◆ What you are asked to do
List each line of the data that holds the word "appointments".

[Data extracted from a collection]
++++

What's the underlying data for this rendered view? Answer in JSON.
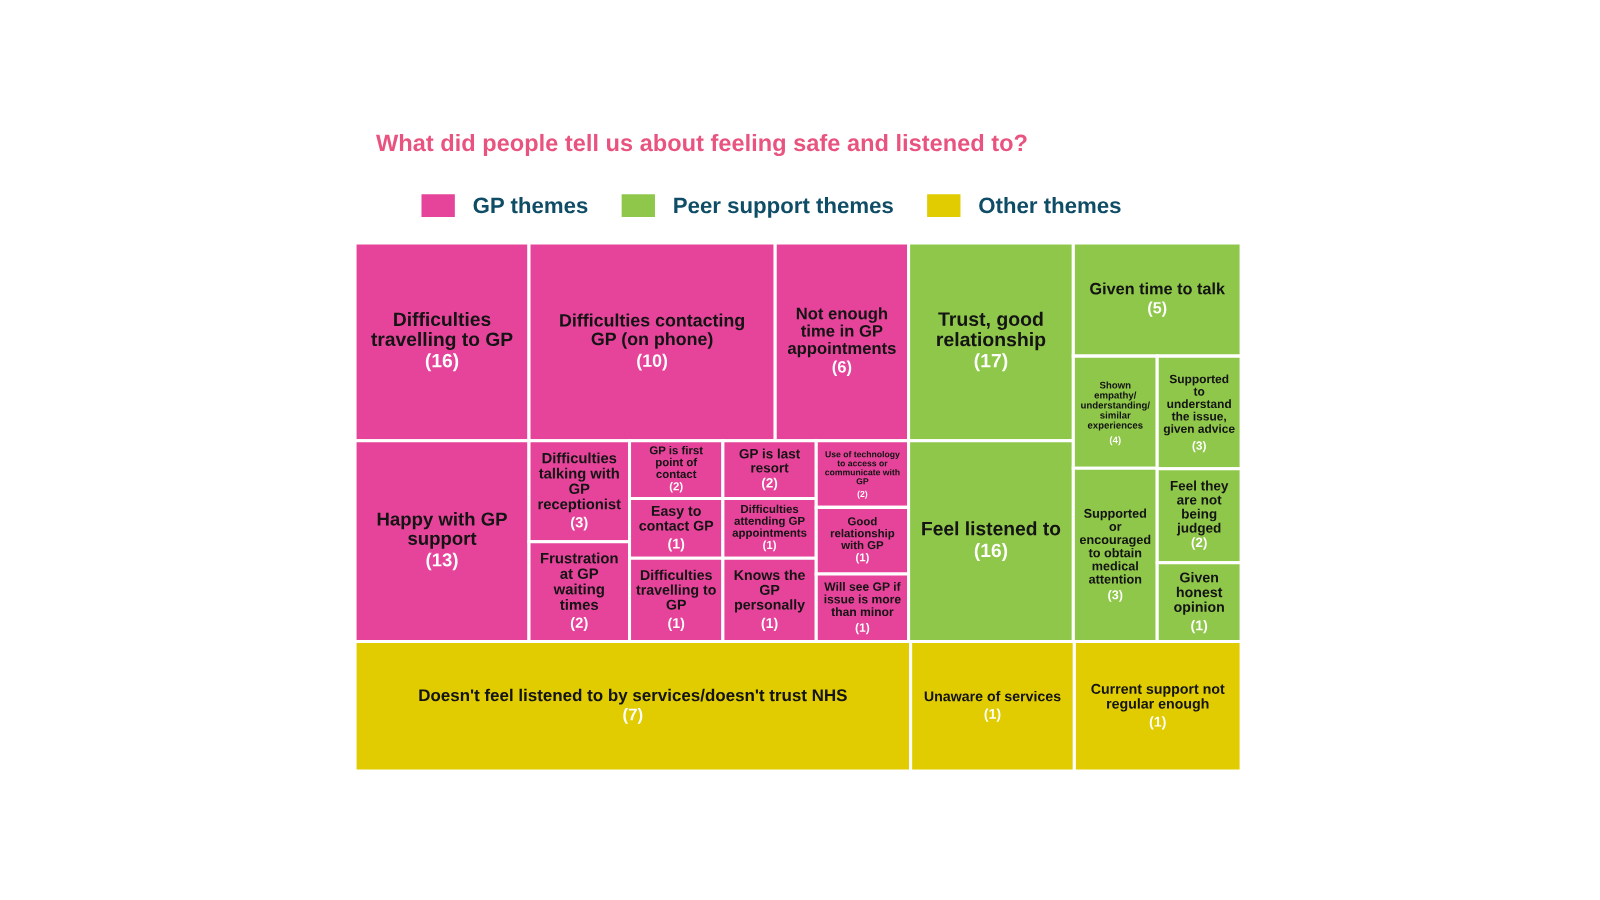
{
  "chart_data": {
    "type": "other",
    "title": "What did people tell us about feeling safe and listened to?",
    "categories": [
      "Difficulties travelling to GP",
      "Difficulties contacting GP (on phone)",
      "Not enough time in GP appointments",
      "Happy with GP support",
      "Difficulties talking with GP receptionist",
      "Frustration at GP waiting times",
      "GP is first point of contact",
      "Easy to contact GP",
      "Difficulties travelling to GP",
      "GP is last resort",
      "Difficulties attending GP appointments",
      "Knows the GP personally",
      "Use of technology to access or communicate with GP",
      "Good relationship with GP",
      "Will see GP if issue is more than minor",
      "Trust, good relationship",
      "Feel listened to",
      "Given time to talk",
      "Shown empathy/understanding/similar experiences",
      "Supported to understand the issue, given advice",
      "Supported or encouraged to obtain medical attention",
      "Feel they are not being judged",
      "Given honest opinion",
      "Doesn't feel listened to by services/doesn't trust NHS",
      "Unaware of services",
      "Current support not regular enough"
    ],
    "series": [
      {
        "name": "GP themes",
        "color": "#e6449a",
        "values": [
          16,
          10,
          6,
          13,
          3,
          2,
          2,
          1,
          1,
          2,
          1,
          1,
          2,
          1,
          1,
          null,
          null,
          null,
          null,
          null,
          null,
          null,
          null,
          null,
          null,
          null
        ],
        "value_labels": [
          "(16)",
          "(10)",
          "(6)",
          "(13)",
          "(3)",
          "(2)",
          "(2)",
          "(1)",
          "(1)",
          "(2)",
          "(1)",
          "(1)",
          "(2)",
          "(1)",
          "(1)",
          null,
          null,
          null,
          null,
          null,
          null,
          null,
          null,
          null,
          null,
          null
        ]
      },
      {
        "name": "Peer support themes",
        "color": "#8fc74a",
        "values": [
          null,
          null,
          null,
          null,
          null,
          null,
          null,
          null,
          null,
          null,
          null,
          null,
          null,
          null,
          null,
          17,
          16,
          5,
          4,
          3,
          3,
          2,
          1,
          null,
          null,
          null
        ],
        "value_labels": [
          null,
          null,
          null,
          null,
          null,
          null,
          null,
          null,
          null,
          null,
          null,
          null,
          null,
          null,
          null,
          "(17)",
          "(16)",
          "(5)",
          "(4)",
          "(3)",
          "(3)",
          "(2)",
          "(1)",
          null,
          null,
          null
        ]
      },
      {
        "name": "Other themes",
        "color": "#e0cc00",
        "values": [
          null,
          null,
          null,
          null,
          null,
          null,
          null,
          null,
          null,
          null,
          null,
          null,
          null,
          null,
          null,
          null,
          null,
          null,
          null,
          null,
          null,
          null,
          null,
          7,
          1,
          1
        ],
        "value_labels": [
          null,
          null,
          null,
          null,
          null,
          null,
          null,
          null,
          null,
          null,
          null,
          null,
          null,
          null,
          null,
          null,
          null,
          null,
          null,
          null,
          null,
          null,
          null,
          "(7)",
          "(1)",
          "(1)"
        ]
      }
    ],
    "legend": "top"
  }
}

++++

◆ The output
      "Not enough time in GP appointments",
      "Difficulties attending GP appointments",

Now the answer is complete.